- Chart and figure data
--*--

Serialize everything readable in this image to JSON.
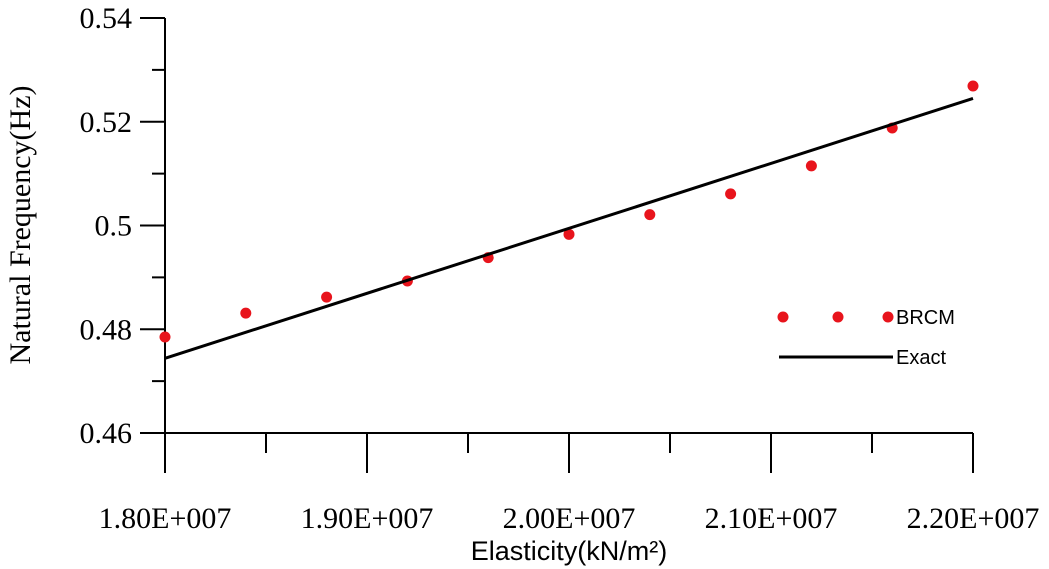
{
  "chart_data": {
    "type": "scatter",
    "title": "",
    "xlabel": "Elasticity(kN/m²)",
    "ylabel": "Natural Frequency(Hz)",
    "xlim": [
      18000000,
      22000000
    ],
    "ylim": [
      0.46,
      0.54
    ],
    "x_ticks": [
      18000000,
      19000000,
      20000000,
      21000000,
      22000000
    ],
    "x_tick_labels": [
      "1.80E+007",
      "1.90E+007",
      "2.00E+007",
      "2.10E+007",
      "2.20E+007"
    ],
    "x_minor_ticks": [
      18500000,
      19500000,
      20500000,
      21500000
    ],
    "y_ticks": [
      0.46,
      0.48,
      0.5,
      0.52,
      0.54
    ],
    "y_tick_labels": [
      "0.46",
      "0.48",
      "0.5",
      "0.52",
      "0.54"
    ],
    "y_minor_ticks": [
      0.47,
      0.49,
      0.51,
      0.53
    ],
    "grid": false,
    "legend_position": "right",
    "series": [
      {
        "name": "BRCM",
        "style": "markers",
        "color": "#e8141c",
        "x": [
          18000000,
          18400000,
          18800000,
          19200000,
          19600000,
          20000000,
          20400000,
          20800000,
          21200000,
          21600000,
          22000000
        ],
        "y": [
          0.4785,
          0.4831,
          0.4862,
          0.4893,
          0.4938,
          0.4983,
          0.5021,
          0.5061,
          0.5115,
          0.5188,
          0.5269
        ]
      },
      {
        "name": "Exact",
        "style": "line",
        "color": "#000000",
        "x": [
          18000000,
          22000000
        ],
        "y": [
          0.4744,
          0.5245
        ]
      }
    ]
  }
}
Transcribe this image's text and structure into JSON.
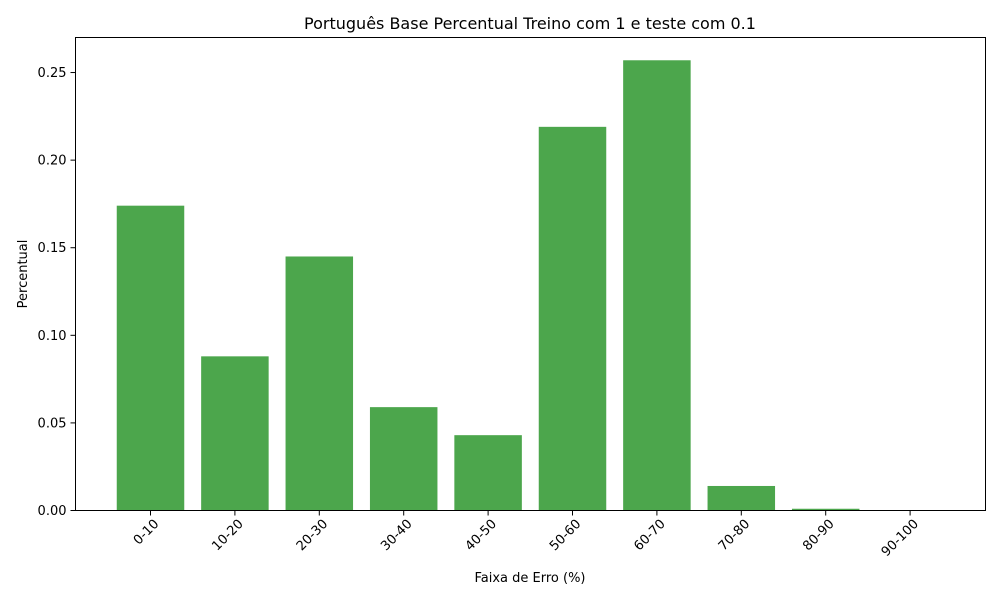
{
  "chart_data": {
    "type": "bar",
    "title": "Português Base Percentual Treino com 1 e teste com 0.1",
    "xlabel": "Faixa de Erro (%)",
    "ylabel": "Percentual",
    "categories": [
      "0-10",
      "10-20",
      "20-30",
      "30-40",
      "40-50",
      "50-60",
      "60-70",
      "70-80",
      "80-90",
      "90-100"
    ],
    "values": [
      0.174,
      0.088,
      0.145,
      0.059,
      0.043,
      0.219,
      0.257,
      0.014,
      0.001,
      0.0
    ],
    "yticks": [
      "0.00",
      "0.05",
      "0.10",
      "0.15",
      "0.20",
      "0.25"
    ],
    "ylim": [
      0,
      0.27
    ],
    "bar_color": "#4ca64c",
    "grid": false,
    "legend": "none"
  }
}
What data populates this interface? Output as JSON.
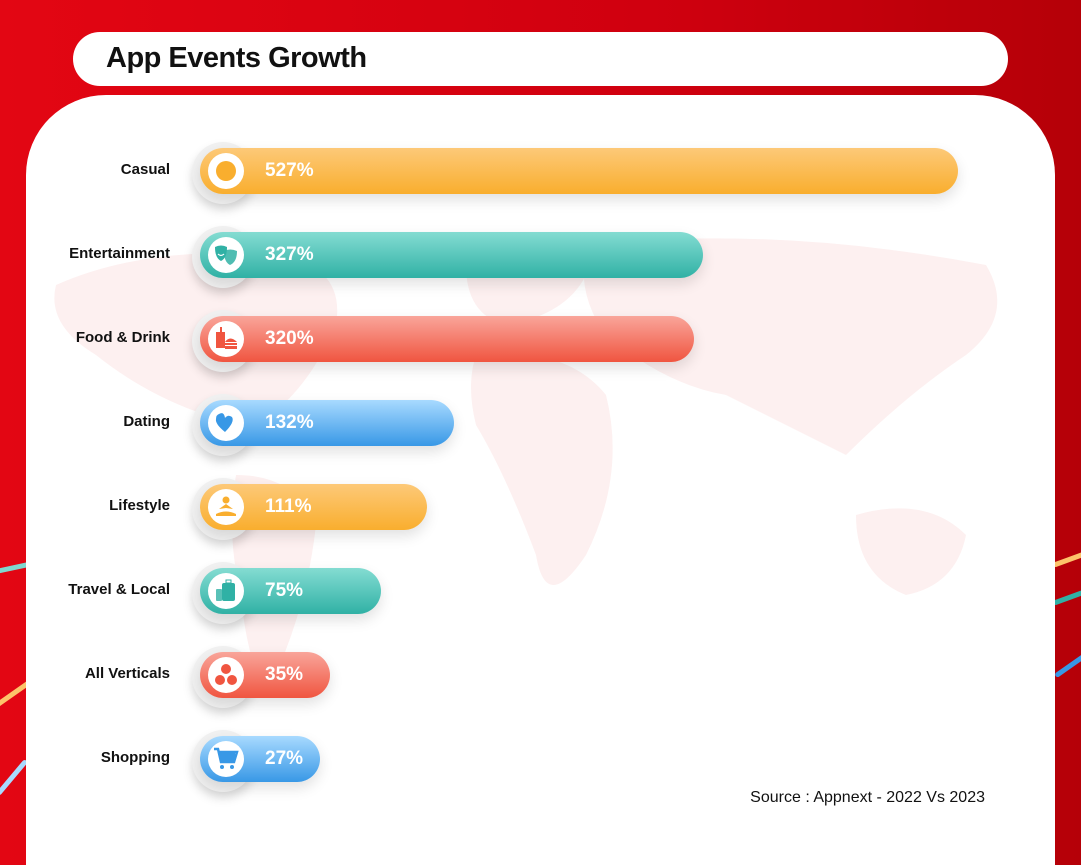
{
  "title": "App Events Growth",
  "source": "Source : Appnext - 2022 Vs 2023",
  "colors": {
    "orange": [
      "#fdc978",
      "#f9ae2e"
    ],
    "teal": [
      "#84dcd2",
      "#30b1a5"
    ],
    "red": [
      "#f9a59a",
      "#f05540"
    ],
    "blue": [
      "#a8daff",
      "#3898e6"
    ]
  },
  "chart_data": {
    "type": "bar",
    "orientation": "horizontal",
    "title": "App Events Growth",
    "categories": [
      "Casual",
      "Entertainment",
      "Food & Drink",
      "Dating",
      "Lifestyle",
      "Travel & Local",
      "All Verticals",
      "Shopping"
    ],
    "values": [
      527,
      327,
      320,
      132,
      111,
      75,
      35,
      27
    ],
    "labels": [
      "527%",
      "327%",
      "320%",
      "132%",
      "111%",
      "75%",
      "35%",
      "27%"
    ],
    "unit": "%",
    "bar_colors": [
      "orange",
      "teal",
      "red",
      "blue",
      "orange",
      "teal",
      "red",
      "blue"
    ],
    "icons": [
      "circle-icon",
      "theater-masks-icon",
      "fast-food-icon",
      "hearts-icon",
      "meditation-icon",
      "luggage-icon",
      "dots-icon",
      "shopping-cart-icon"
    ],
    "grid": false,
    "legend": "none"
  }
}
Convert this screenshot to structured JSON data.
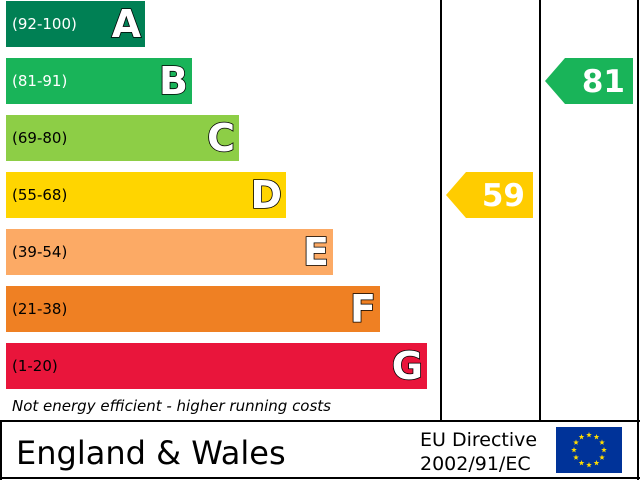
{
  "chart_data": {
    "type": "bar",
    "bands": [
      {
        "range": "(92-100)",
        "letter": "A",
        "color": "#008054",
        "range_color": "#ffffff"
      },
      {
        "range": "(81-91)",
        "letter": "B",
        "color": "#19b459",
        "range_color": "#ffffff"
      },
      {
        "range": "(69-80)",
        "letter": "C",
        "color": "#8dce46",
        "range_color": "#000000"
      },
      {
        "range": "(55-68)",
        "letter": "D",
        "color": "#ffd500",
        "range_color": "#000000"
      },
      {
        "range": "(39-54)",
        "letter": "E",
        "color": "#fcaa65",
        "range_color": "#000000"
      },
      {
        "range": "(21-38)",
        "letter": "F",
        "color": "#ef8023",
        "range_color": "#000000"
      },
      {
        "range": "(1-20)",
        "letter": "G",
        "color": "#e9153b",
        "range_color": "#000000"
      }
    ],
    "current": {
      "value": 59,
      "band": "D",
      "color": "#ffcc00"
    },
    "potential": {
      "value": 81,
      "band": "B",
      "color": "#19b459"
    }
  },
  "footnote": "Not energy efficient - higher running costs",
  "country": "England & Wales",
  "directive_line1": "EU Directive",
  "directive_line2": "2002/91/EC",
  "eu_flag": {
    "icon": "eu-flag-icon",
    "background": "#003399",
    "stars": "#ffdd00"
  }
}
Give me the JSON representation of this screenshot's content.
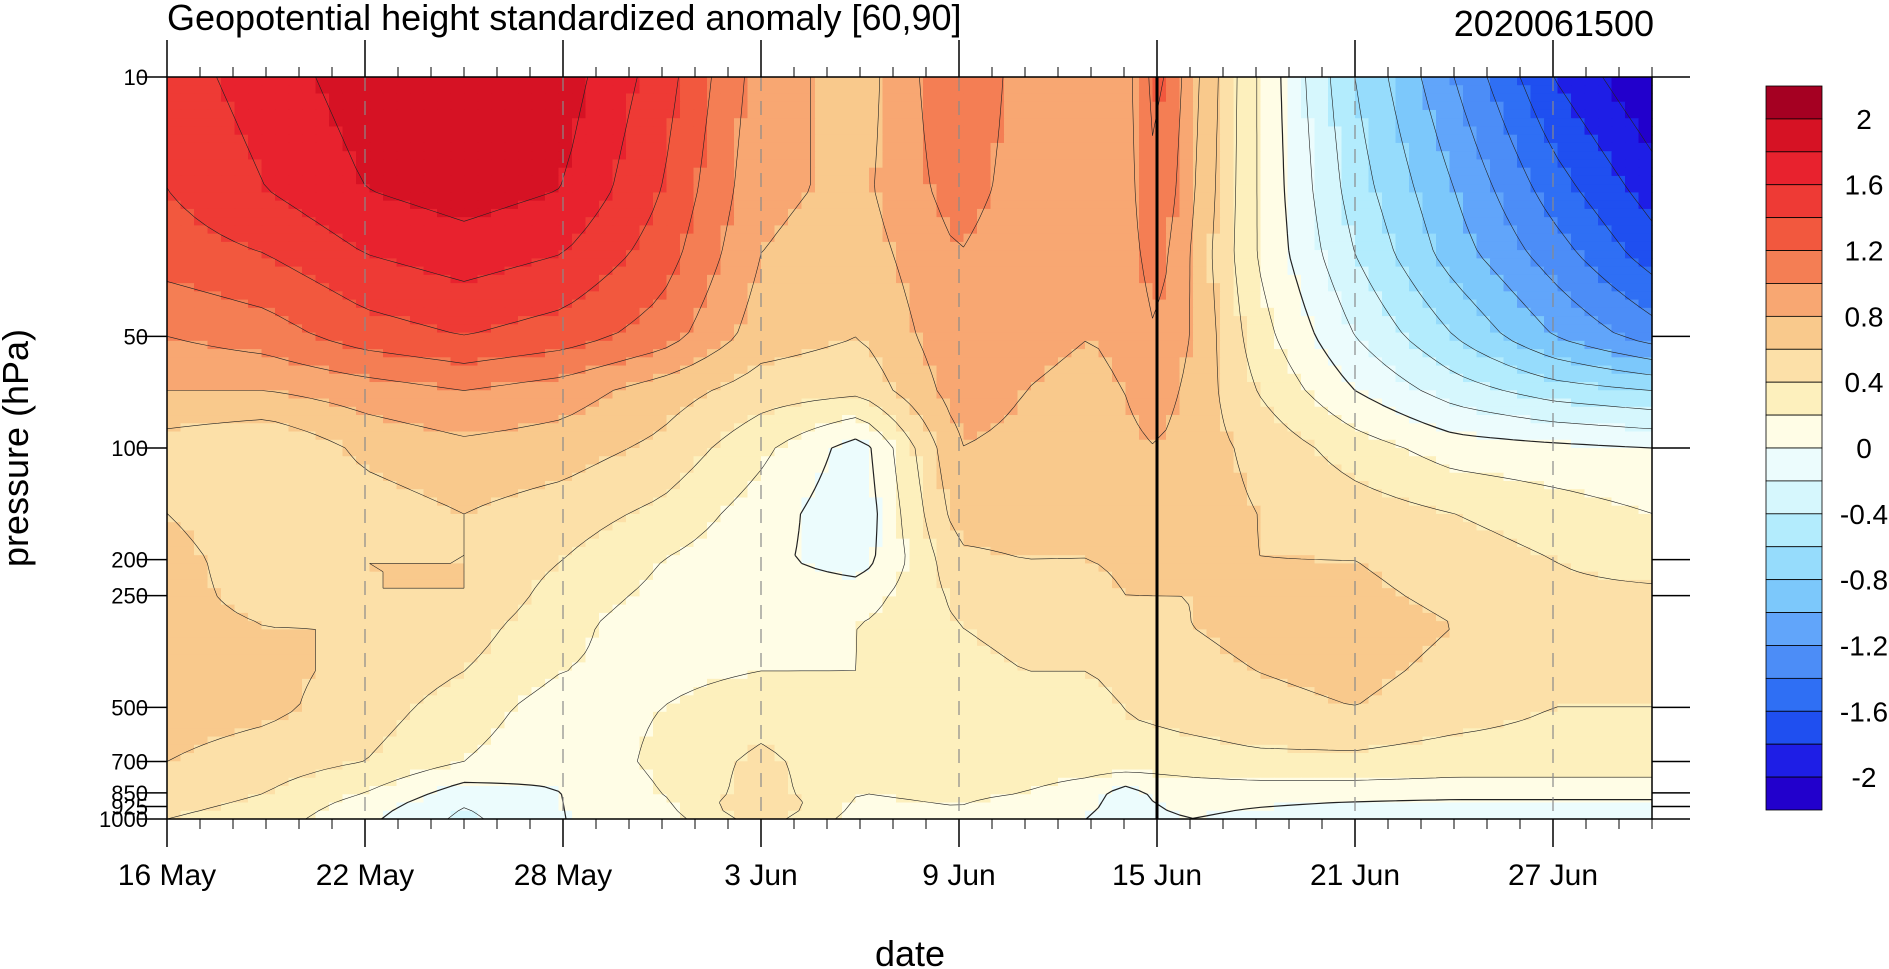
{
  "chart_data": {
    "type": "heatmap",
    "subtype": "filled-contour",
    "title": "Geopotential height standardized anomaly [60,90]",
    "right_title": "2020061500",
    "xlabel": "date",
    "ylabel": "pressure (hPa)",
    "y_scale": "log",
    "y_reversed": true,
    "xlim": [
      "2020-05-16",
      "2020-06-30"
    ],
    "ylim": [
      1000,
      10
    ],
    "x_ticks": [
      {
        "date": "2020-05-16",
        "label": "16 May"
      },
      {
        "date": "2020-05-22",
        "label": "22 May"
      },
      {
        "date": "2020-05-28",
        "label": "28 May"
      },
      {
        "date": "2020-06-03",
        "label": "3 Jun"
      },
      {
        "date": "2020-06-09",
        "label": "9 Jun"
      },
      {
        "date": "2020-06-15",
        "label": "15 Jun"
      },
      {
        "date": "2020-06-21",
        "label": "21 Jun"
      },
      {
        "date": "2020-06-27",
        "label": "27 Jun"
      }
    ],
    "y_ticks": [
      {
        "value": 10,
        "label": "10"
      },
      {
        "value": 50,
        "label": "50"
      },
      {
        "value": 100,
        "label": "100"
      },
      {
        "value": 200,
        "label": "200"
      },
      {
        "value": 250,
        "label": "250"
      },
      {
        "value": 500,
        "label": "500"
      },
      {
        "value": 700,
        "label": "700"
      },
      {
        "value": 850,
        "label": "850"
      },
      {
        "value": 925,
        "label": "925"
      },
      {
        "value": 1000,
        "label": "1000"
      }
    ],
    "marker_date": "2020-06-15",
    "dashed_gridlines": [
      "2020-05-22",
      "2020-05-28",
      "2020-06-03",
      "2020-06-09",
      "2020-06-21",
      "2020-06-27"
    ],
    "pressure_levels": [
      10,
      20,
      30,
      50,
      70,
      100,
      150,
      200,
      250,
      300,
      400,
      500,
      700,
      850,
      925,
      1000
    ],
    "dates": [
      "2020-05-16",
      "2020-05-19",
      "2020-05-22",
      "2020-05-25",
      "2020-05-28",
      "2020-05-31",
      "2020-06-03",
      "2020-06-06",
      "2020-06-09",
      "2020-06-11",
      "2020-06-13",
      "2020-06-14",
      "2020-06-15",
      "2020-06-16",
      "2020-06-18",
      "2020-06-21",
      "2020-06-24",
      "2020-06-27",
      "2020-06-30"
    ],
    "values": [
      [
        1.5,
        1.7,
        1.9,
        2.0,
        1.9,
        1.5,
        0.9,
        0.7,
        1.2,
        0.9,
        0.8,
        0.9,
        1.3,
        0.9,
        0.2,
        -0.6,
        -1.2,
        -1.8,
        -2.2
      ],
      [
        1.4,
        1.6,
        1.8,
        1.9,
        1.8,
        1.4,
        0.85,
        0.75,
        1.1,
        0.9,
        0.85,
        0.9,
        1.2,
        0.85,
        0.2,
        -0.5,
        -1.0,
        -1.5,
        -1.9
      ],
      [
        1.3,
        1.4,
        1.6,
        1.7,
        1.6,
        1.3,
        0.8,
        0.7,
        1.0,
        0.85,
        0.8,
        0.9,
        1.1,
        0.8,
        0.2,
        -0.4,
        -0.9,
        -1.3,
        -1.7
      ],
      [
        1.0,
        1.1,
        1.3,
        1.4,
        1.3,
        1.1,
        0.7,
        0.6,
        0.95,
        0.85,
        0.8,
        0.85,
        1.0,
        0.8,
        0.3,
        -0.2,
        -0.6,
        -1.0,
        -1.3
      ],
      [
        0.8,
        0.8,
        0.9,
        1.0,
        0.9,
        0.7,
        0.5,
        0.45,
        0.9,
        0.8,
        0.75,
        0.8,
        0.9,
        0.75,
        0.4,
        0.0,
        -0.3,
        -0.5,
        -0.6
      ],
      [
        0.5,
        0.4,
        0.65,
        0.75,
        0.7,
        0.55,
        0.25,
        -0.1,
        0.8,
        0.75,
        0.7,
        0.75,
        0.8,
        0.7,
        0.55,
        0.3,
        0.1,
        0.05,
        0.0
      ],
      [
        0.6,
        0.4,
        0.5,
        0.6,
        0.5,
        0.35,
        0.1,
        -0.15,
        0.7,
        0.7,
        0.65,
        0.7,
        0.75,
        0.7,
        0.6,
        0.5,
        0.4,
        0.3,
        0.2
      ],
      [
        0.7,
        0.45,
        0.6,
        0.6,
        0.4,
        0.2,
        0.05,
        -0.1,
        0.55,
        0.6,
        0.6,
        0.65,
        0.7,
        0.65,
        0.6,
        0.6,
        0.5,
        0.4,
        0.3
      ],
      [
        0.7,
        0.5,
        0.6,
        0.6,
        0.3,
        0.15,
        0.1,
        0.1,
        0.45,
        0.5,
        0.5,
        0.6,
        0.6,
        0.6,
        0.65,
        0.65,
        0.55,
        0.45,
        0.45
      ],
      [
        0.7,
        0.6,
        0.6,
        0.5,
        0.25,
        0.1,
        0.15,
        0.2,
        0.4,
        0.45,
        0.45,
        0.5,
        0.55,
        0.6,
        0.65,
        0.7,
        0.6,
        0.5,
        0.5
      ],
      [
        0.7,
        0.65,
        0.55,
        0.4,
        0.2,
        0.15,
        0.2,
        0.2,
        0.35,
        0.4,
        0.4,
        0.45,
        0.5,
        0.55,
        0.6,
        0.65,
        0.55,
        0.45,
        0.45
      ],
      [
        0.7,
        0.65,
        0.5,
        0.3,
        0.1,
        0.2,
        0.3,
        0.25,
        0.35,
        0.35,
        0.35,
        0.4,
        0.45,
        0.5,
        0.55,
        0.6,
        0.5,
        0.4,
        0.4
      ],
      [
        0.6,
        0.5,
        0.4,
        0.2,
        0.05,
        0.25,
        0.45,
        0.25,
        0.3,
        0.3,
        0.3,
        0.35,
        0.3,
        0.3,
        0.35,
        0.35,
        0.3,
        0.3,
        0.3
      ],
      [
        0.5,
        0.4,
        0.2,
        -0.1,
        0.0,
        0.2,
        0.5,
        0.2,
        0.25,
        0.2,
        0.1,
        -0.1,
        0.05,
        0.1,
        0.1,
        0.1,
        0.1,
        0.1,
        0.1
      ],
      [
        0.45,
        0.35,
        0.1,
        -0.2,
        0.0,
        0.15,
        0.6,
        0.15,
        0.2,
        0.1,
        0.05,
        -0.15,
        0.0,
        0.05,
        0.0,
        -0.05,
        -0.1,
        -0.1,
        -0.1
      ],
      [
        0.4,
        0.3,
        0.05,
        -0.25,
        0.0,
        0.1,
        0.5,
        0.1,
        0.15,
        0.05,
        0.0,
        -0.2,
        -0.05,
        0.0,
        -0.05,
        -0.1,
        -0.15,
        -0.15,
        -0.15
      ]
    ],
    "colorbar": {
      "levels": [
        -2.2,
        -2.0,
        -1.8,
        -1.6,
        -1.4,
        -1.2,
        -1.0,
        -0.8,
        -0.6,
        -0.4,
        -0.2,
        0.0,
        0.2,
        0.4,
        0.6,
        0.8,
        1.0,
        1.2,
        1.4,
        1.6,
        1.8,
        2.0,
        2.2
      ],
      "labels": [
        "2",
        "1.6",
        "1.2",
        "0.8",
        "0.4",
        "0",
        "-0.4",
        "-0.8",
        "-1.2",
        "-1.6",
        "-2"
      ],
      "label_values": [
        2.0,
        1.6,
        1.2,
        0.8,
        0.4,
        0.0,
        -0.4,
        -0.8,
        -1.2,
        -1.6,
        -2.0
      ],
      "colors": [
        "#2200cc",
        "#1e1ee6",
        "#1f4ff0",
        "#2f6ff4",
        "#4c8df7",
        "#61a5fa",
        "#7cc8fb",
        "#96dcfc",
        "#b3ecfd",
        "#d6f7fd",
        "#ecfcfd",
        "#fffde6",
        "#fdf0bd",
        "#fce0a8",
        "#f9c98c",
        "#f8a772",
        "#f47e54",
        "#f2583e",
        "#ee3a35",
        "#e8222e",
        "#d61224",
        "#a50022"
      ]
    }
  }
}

--*--

Some lines of the data above may hold the word "this"; report how many do, and nothing else.

- The output
5